EXERCISE: Search the material for the word "Discovery" and copy every line in which it occurs.

::::

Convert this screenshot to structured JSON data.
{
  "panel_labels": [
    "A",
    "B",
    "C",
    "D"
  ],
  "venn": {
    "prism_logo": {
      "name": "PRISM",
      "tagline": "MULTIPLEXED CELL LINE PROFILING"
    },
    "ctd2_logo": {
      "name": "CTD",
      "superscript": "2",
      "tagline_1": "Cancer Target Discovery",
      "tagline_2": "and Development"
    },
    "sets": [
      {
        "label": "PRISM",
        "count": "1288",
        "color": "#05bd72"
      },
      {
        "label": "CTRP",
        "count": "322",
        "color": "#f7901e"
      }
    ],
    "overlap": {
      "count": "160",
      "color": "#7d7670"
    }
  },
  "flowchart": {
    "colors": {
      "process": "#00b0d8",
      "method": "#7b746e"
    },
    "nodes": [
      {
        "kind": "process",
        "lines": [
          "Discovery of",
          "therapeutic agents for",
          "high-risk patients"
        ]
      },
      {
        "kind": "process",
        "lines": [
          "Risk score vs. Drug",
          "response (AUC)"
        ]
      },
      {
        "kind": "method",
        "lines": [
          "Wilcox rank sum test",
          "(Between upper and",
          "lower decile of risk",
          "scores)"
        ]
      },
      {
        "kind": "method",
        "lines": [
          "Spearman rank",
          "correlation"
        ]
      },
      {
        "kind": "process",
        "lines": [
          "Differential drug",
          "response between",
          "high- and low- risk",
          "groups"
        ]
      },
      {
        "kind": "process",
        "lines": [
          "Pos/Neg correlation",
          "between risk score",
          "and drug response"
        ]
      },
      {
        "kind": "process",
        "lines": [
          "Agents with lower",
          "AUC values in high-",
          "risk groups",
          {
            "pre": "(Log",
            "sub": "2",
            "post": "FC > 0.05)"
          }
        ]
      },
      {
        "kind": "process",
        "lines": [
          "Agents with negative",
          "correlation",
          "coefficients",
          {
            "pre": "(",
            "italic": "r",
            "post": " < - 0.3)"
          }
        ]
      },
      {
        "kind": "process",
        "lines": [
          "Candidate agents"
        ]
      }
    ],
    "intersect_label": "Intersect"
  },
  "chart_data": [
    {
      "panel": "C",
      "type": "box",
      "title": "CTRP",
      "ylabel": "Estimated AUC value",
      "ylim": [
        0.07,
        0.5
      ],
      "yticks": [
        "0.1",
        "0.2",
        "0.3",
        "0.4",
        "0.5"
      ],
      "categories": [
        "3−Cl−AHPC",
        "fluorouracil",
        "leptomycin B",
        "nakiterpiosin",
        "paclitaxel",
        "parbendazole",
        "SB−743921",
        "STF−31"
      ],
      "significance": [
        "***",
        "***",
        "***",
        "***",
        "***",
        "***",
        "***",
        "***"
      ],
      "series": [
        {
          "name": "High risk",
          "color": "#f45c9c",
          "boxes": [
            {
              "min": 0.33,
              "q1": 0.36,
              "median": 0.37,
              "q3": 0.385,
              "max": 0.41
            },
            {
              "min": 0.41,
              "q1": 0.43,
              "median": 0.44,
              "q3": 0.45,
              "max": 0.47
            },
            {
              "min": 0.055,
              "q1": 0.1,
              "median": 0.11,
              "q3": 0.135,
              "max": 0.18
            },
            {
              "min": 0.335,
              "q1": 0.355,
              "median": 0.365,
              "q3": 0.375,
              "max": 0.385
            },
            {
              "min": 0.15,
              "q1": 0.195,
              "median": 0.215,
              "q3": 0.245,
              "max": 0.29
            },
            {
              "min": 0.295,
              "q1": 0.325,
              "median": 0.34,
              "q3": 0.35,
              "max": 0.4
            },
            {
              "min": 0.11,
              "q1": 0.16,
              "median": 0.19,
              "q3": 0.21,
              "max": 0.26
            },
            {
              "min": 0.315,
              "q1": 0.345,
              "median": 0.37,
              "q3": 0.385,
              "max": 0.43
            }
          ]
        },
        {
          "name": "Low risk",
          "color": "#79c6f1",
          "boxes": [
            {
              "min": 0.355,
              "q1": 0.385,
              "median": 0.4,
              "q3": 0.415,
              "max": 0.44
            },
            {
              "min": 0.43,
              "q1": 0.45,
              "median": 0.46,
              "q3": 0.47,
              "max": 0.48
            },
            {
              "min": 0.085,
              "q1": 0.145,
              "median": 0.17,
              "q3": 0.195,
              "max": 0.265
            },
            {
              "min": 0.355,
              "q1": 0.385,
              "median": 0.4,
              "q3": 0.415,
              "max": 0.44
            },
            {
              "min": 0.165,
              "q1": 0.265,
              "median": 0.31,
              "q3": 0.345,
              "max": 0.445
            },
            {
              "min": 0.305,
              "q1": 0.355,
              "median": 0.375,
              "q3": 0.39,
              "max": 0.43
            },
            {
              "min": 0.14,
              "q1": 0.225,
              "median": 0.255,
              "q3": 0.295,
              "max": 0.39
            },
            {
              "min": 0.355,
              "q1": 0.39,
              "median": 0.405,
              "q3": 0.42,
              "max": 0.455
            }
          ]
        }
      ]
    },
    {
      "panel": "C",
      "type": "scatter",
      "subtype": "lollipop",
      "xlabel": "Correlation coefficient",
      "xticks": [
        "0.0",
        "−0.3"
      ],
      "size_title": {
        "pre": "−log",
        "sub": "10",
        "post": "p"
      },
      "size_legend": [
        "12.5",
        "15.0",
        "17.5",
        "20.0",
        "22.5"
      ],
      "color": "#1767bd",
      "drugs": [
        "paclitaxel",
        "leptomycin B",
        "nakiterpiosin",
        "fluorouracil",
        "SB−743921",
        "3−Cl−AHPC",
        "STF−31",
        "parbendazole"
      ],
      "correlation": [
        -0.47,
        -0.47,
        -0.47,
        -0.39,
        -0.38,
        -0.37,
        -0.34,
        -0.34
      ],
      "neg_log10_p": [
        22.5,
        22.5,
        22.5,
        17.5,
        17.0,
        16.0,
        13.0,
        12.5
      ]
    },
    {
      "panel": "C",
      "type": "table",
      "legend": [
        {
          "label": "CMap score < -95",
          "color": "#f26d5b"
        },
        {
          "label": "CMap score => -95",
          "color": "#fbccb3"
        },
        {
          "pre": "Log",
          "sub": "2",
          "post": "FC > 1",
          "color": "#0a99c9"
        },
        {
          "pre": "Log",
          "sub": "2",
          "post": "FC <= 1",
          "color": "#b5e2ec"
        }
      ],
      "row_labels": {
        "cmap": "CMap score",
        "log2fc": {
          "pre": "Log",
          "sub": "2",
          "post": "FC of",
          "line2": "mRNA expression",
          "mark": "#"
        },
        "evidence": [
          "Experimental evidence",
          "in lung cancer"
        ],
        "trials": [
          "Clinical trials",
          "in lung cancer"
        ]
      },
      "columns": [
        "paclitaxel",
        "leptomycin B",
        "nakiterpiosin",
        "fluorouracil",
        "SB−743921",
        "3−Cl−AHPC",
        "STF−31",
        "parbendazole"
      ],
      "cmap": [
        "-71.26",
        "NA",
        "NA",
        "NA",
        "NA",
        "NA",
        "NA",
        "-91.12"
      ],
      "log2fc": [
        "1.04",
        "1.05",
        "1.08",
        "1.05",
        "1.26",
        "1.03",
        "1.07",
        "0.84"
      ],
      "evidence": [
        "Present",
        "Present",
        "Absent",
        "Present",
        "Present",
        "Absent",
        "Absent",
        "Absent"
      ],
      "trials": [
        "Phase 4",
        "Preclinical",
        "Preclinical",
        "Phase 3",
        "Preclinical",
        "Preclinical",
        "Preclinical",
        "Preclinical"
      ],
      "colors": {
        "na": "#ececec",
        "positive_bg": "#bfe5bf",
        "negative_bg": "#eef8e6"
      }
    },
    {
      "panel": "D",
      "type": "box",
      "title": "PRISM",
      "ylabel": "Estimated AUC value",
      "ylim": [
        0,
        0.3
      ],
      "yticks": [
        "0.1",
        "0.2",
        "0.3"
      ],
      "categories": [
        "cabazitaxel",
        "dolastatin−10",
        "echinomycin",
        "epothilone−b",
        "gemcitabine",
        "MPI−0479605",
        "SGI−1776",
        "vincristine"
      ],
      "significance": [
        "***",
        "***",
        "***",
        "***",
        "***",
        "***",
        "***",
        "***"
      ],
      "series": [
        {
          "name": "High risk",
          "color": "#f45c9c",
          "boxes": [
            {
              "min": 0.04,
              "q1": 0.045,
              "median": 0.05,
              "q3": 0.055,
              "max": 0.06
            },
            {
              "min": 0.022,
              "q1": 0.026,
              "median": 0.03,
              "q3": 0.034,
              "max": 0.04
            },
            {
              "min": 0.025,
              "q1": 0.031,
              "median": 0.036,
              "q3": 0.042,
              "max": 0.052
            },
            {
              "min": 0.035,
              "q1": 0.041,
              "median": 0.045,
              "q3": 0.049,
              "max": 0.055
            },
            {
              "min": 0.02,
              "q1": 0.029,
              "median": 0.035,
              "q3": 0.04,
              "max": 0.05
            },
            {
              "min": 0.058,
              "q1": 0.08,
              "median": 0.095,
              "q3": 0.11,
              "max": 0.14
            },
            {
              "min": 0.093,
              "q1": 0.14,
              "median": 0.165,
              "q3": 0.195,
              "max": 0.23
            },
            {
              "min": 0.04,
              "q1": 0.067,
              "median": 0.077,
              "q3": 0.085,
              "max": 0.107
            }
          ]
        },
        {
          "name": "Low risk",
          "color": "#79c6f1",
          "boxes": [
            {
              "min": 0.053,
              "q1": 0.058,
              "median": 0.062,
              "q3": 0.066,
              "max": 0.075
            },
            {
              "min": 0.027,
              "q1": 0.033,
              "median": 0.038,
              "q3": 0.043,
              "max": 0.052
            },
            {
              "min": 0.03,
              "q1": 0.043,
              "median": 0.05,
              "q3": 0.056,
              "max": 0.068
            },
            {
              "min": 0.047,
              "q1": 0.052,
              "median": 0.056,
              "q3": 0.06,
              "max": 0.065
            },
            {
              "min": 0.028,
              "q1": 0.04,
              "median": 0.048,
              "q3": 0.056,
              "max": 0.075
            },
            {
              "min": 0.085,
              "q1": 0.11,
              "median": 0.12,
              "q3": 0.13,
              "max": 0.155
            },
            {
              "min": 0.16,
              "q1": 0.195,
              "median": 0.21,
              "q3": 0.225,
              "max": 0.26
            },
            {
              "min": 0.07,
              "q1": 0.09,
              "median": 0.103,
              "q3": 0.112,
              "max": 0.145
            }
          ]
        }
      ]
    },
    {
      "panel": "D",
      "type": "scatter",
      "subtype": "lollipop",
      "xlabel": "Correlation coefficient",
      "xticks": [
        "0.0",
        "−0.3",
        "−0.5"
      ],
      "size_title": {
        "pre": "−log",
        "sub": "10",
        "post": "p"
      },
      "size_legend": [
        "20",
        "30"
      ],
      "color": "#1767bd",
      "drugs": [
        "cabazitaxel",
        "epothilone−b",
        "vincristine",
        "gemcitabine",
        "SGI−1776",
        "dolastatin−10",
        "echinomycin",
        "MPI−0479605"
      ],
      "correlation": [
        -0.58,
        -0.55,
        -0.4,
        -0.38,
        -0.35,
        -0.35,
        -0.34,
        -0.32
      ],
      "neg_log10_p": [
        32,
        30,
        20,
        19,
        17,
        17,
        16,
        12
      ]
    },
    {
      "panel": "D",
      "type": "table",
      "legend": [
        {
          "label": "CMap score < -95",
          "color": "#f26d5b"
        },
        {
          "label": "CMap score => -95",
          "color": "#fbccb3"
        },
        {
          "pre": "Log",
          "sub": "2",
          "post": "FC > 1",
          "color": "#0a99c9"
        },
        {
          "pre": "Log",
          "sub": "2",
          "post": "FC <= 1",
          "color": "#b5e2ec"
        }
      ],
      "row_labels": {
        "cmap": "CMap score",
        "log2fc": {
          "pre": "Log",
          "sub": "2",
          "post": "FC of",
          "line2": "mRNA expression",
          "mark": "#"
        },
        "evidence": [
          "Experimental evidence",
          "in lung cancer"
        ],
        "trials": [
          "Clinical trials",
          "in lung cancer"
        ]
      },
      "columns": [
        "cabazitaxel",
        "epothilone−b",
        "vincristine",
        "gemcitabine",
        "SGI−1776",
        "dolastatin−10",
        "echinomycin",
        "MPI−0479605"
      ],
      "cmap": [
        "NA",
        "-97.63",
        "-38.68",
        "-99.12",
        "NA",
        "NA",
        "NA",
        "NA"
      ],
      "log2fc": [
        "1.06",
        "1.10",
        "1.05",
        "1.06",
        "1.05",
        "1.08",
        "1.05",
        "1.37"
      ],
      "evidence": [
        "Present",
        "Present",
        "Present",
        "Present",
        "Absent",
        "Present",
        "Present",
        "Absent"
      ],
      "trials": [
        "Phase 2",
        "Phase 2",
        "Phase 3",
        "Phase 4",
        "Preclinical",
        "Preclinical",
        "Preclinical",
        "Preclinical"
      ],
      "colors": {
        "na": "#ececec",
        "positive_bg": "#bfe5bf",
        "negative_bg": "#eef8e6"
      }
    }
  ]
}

::::

RESULT OF THIS TASK:
      "tagline_1": "Cancer Target Discovery",
          "Discovery of",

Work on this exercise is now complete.